# Start of Given entries

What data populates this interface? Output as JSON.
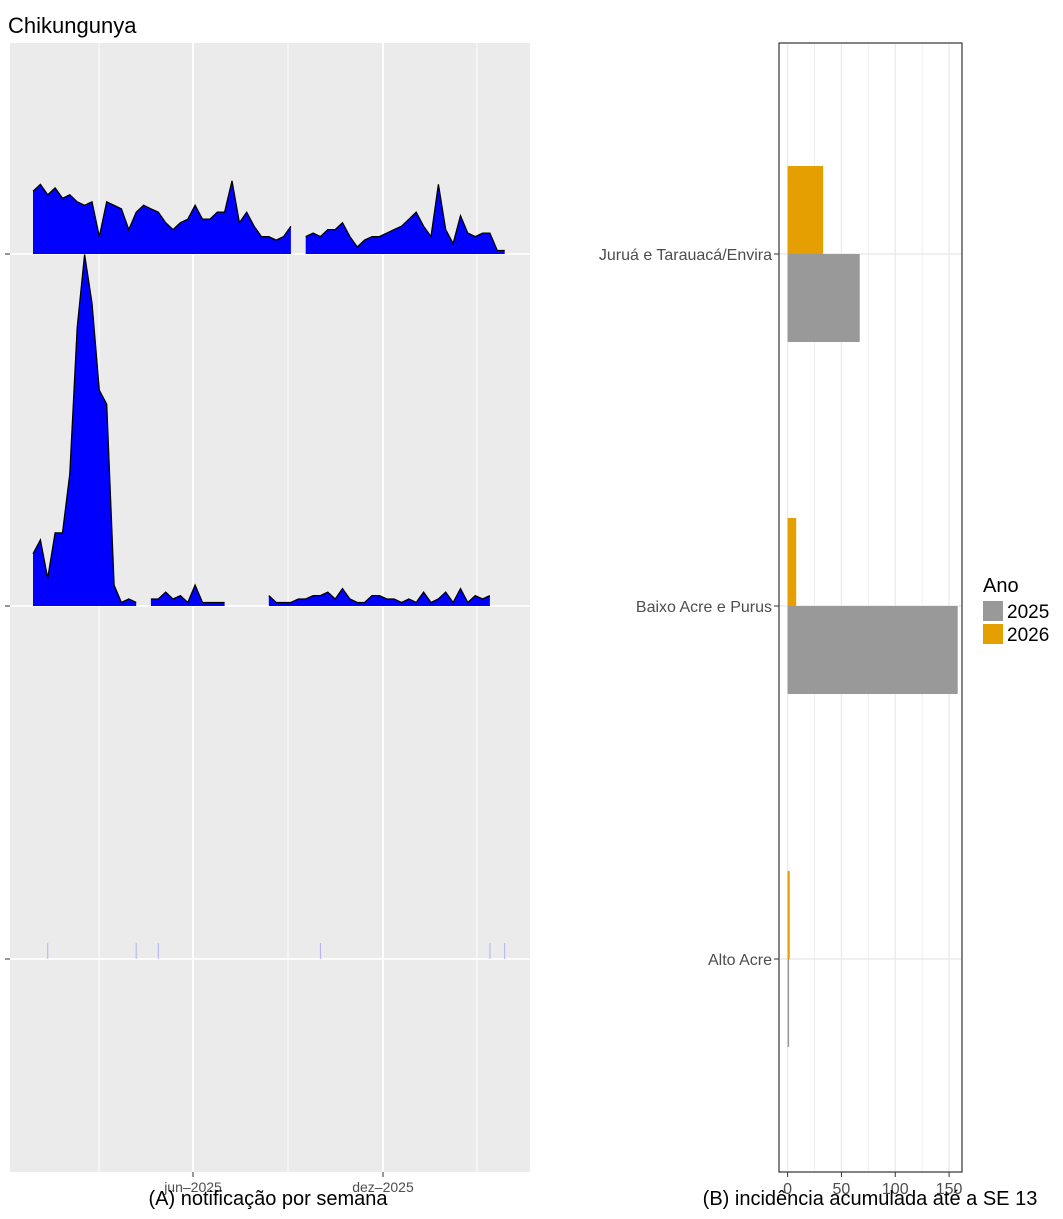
{
  "title": "Chikungunya",
  "chart_data": [
    {
      "type": "area",
      "caption": "(A) notificação por semana",
      "x_tick_labels": [
        "jun–2025",
        "dez–2025"
      ],
      "fill_color": "#0000ff",
      "series": [
        {
          "values": [
            18,
            20,
            17,
            19,
            16,
            17,
            15,
            14,
            15,
            5,
            15,
            14,
            13,
            7,
            12,
            14,
            13,
            12,
            9,
            7,
            9,
            10,
            14,
            10,
            10,
            12,
            12,
            21,
            9,
            12,
            8,
            5,
            5,
            4,
            5,
            8,
            null,
            5,
            6,
            5,
            7,
            7,
            9,
            5,
            2,
            4,
            5,
            5,
            6,
            7,
            8,
            10,
            12,
            8,
            5,
            20,
            7,
            3,
            11,
            6,
            5,
            6,
            6,
            1,
            1
          ]
        },
        {
          "values": [
            15,
            19,
            8,
            21,
            21,
            38,
            80,
            101,
            87,
            62,
            58,
            6,
            1,
            2,
            1,
            null,
            2,
            2,
            4,
            2,
            3,
            1,
            6,
            1,
            1,
            1,
            1,
            null,
            null,
            null,
            null,
            null,
            3,
            1,
            1,
            1,
            2,
            2,
            3,
            3,
            4,
            2,
            5,
            2,
            1,
            1,
            3,
            3,
            2,
            2,
            1,
            2,
            1,
            4,
            1,
            2,
            4,
            1,
            5,
            1,
            3,
            2,
            3,
            null,
            null
          ]
        },
        {
          "values": [
            0,
            0,
            3,
            0,
            0,
            0,
            0,
            0,
            0,
            0,
            0,
            0,
            0,
            0,
            3,
            0,
            0,
            3,
            0,
            0,
            0,
            0,
            0,
            0,
            0,
            0,
            0,
            0,
            0,
            0,
            0,
            0,
            0,
            0,
            0,
            0,
            0,
            0,
            0,
            3,
            0,
            0,
            0,
            0,
            0,
            0,
            0,
            0,
            0,
            0,
            0,
            0,
            0,
            0,
            0,
            0,
            0,
            0,
            0,
            0,
            0,
            0,
            3,
            0,
            3
          ]
        }
      ]
    },
    {
      "type": "bar",
      "orientation": "horizontal",
      "caption": "(B) incidência acumulada até a SE 13",
      "categories": [
        "Juruá e Tarauacá/Envira",
        "Baixo Acre e Purus",
        "Alto Acre"
      ],
      "x_ticks": [
        "0",
        "50",
        "100",
        "150"
      ],
      "xlim": [
        -8,
        162
      ],
      "legend": {
        "title": "Ano",
        "position": "right"
      },
      "series": [
        {
          "name": "2025",
          "color": "#999999",
          "values": [
            67,
            158,
            1
          ]
        },
        {
          "name": "2026",
          "color": "#e69f00",
          "values": [
            33,
            8,
            2
          ]
        }
      ]
    }
  ]
}
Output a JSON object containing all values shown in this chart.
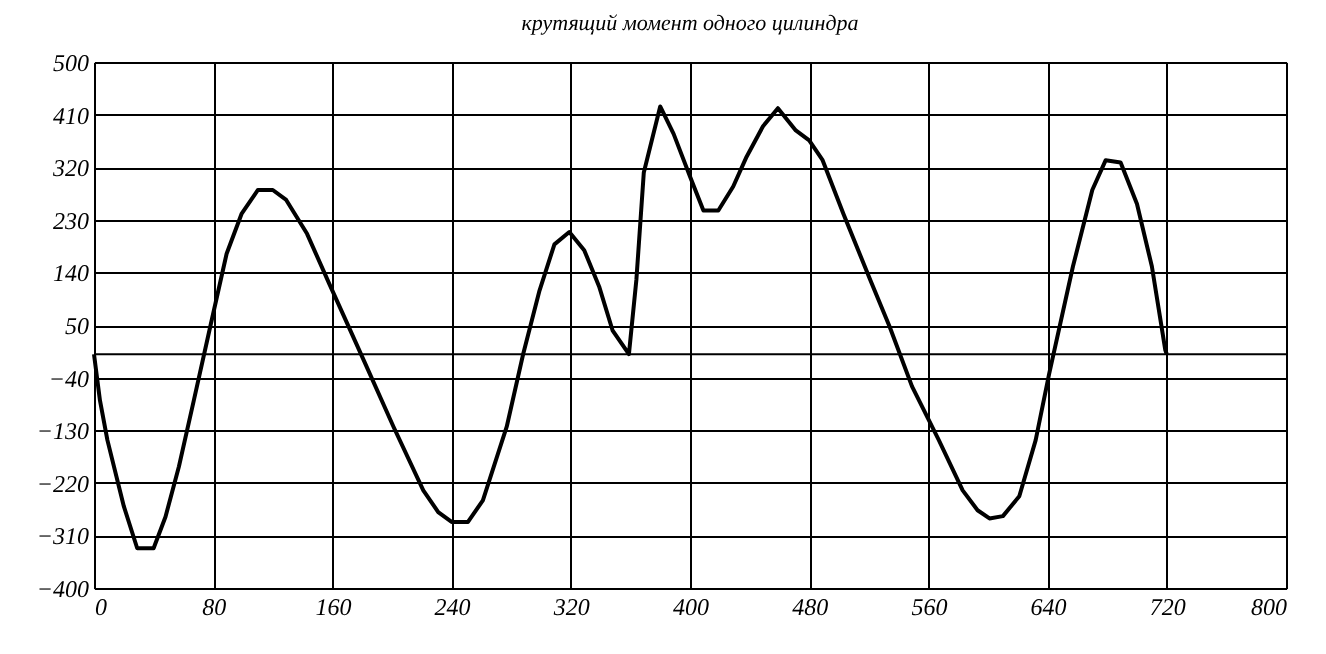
{
  "chart_data": {
    "type": "line",
    "title": "крутящий момент одного цилиндра",
    "x": [
      0,
      4,
      9,
      20,
      29,
      40,
      48,
      57,
      67,
      78,
      89,
      99,
      110,
      120,
      129,
      143,
      158,
      169,
      181,
      201,
      221,
      231,
      240,
      251,
      261,
      277,
      288,
      299,
      309,
      319,
      329,
      339,
      348,
      359,
      364,
      369,
      380,
      389,
      400,
      409,
      419,
      429,
      438,
      449,
      459,
      471,
      480,
      489,
      503,
      521,
      534,
      549,
      567,
      583,
      593,
      601,
      610,
      621,
      632,
      641,
      657,
      670,
      679,
      689,
      700,
      710,
      719,
      720
    ],
    "series": [
      {
        "color": "#000000",
        "values": [
          0,
          -79,
          -147,
          -260,
          -332,
          -332,
          -278,
          -192,
          -79,
          47,
          172,
          240,
          281,
          281,
          264,
          206,
          120,
          58,
          -10,
          -124,
          -233,
          -270,
          -287,
          -287,
          -250,
          -124,
          0,
          109,
          188,
          209,
          178,
          116,
          41,
          0,
          127,
          311,
          424,
          377,
          304,
          246,
          246,
          287,
          338,
          390,
          421,
          383,
          366,
          332,
          240,
          127,
          47,
          -55,
          -147,
          -233,
          -267,
          -281,
          -277,
          -243,
          -147,
          -34,
          150,
          281,
          332,
          328,
          257,
          150,
          7,
          0
        ]
      }
    ],
    "xlim": [
      0,
      800
    ],
    "xticks": [
      0,
      80,
      160,
      240,
      320,
      400,
      480,
      560,
      640,
      720,
      800
    ],
    "ylim": [
      -400,
      500
    ],
    "yticks": [
      500,
      410,
      320,
      230,
      140,
      50,
      -40,
      -130,
      -220,
      -310,
      -400
    ],
    "grid": true,
    "marker": "none",
    "line_style": "solid"
  }
}
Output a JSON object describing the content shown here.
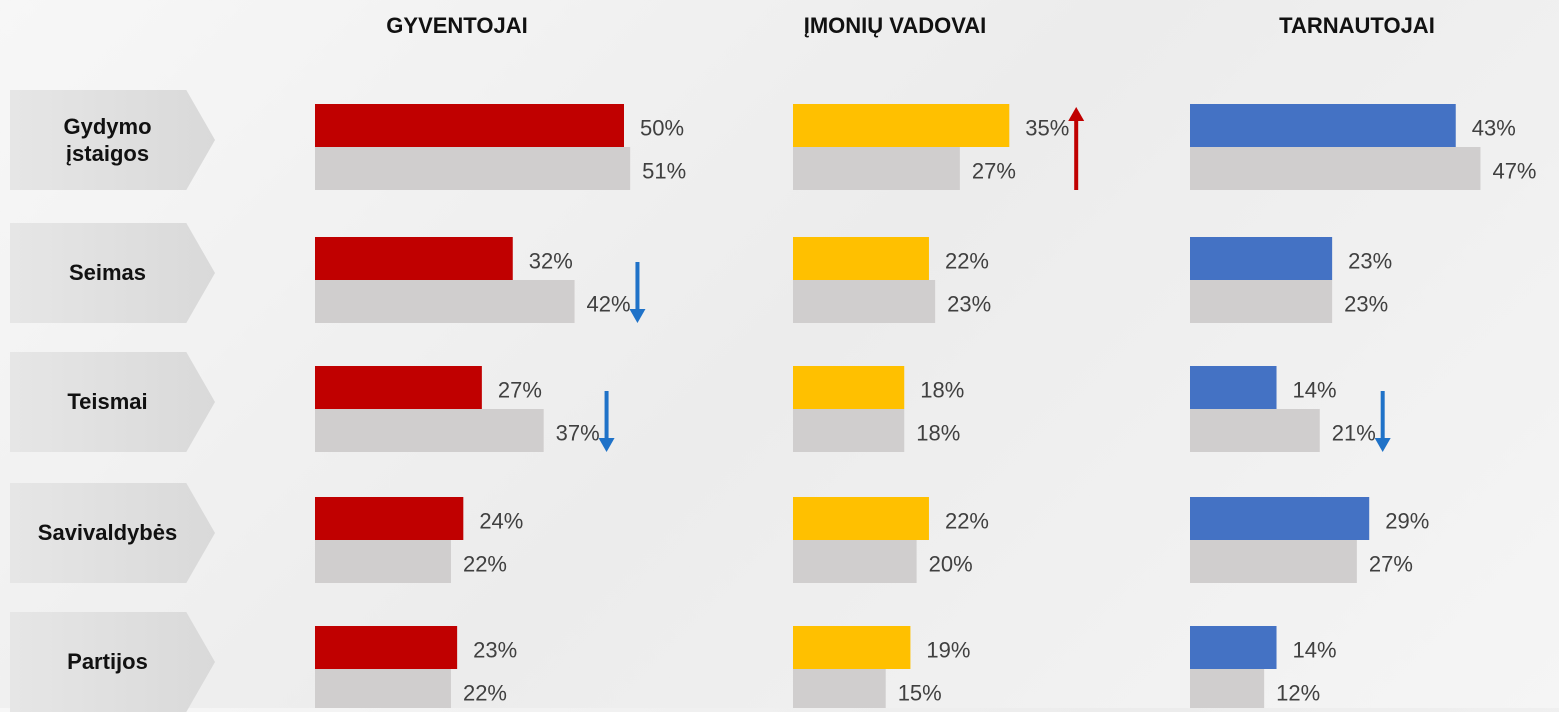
{
  "categories": [
    "Gydymo įstaigos",
    "Seimas",
    "Teismai",
    "Savivaldybės",
    "Partijos"
  ],
  "chart_data": [
    {
      "type": "bar",
      "orientation": "horizontal",
      "title": "GYVENTOJAI",
      "xlim": [
        0,
        100
      ],
      "series": [
        {
          "color": "#c00000",
          "values": [
            50,
            32,
            27,
            24,
            23
          ],
          "value_labels": [
            "50%",
            "32%",
            "27%",
            "24%",
            "23%"
          ]
        },
        {
          "color": "#d0cece",
          "values": [
            51,
            42,
            37,
            22,
            22
          ],
          "value_labels": [
            "51%",
            "42%",
            "37%",
            "22%",
            "22%"
          ]
        }
      ],
      "trends": [
        null,
        {
          "direction": "down",
          "color": "#1f72c8"
        },
        {
          "direction": "down",
          "color": "#1f72c8"
        },
        null,
        null
      ]
    },
    {
      "type": "bar",
      "orientation": "horizontal",
      "title": "ĮMONIŲ VADOVAI",
      "xlim": [
        0,
        100
      ],
      "series": [
        {
          "color": "#ffc000",
          "values": [
            35,
            22,
            18,
            22,
            19
          ],
          "value_labels": [
            "35%",
            "22%",
            "18%",
            "22%",
            "19%"
          ]
        },
        {
          "color": "#d0cece",
          "values": [
            27,
            23,
            18,
            20,
            15
          ],
          "value_labels": [
            "27%",
            "23%",
            "18%",
            "20%",
            "15%"
          ]
        }
      ],
      "trends": [
        {
          "direction": "up",
          "color": "#c00000"
        },
        null,
        null,
        null,
        null
      ]
    },
    {
      "type": "bar",
      "orientation": "horizontal",
      "title": "TARNAUTOJAI",
      "xlim": [
        0,
        100
      ],
      "series": [
        {
          "color": "#4472c4",
          "values": [
            43,
            23,
            14,
            29,
            14
          ],
          "value_labels": [
            "43%",
            "23%",
            "14%",
            "29%",
            "14%"
          ]
        },
        {
          "color": "#d0cece",
          "values": [
            47,
            23,
            21,
            27,
            12
          ],
          "value_labels": [
            "47%",
            "23%",
            "21%",
            "27%",
            "12%"
          ]
        }
      ],
      "trends": [
        null,
        null,
        {
          "direction": "down",
          "color": "#1f72c8"
        },
        null,
        null
      ]
    }
  ]
}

# End of Given entries

→ **What to work on**
Answer with a single number: the count of lines holding the word "caption".

→ **Task answer**
2